■ **Exercise**: Copy each line containing the word "States" from the records that follow, please.

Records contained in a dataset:
-----

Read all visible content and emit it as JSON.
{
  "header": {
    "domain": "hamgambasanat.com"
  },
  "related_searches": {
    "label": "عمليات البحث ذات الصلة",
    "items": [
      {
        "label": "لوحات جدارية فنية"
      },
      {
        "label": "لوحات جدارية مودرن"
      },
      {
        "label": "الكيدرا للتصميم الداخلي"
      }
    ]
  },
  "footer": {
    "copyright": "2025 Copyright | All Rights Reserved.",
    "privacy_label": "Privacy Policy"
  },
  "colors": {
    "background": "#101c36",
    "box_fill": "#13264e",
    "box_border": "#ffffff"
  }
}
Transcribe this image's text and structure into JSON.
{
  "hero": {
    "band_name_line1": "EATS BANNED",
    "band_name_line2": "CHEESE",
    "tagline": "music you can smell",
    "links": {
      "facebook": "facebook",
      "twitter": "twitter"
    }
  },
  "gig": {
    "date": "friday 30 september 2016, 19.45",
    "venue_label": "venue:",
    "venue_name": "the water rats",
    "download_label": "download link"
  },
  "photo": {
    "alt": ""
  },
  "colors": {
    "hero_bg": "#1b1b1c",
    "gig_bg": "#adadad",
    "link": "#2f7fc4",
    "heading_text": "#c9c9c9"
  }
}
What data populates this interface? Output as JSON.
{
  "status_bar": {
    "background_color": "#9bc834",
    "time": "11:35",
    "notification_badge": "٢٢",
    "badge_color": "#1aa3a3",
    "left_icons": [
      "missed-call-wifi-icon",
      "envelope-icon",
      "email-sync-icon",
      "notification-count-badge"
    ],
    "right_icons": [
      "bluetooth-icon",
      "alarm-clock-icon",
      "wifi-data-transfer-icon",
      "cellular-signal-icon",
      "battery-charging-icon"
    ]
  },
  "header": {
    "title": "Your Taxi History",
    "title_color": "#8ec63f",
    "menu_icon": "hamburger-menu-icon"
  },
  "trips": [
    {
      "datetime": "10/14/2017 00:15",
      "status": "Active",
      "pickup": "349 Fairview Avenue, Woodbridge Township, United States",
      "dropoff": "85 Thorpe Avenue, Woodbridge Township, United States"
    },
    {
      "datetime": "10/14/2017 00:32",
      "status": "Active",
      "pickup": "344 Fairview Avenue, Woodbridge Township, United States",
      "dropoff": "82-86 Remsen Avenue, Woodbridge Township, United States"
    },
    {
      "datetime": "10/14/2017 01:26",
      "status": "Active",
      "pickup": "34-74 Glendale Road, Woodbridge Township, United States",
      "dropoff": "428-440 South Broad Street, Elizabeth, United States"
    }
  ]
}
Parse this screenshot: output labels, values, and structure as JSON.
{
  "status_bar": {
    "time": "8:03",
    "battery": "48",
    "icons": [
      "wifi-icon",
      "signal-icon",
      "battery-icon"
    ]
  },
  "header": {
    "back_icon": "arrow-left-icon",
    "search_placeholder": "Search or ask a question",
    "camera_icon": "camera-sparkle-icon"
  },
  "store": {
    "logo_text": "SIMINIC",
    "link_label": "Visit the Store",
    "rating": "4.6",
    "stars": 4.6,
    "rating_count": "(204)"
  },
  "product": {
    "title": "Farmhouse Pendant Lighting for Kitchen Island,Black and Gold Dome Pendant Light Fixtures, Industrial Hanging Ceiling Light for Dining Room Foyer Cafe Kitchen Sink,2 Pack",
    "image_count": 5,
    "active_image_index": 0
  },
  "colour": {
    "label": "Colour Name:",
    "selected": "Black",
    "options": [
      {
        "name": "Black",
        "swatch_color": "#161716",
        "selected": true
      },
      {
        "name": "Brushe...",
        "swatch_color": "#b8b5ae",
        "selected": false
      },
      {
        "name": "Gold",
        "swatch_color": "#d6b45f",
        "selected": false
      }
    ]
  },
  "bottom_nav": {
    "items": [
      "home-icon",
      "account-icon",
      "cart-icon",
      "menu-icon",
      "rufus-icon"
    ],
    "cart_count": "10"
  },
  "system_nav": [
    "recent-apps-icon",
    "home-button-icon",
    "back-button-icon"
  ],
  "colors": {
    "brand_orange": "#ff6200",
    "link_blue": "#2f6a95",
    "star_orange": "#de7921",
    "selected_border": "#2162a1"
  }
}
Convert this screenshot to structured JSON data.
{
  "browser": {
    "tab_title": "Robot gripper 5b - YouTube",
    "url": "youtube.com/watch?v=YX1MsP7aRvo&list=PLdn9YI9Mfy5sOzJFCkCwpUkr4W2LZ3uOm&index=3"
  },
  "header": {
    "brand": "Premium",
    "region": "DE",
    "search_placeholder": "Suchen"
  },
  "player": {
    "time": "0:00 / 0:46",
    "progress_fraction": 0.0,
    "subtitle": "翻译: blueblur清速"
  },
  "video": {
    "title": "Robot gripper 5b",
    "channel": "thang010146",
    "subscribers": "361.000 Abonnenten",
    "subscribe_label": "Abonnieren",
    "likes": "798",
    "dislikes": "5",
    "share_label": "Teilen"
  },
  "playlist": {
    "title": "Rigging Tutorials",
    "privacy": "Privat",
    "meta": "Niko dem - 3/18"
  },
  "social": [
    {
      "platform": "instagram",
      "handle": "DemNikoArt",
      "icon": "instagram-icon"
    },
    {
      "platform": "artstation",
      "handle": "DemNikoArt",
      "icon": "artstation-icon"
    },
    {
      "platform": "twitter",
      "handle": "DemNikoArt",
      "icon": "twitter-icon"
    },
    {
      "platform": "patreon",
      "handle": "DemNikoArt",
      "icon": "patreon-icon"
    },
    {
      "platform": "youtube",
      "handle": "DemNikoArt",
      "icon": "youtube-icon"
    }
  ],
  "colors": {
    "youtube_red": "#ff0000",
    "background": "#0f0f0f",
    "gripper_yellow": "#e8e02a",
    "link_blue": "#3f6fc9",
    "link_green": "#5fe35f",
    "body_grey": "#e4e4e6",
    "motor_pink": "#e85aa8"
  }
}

-----

■ **The output**:
      "pickup": "349 Fairview Avenue, Woodbridge Township, United States",
      "dropoff": "85 Thorpe Avenue, Woodbridge Township, United States"
      "pickup": "344 Fairview Avenue, Woodbridge Township, United States",
      "dropoff": "82-86 Remsen Avenue, Woodbridge Township, United States"
      "pickup": "34-74 Glendale Road, Woodbridge Township, United States",
      "dropoff": "428-440 South Broad Street, Elizabeth, United States"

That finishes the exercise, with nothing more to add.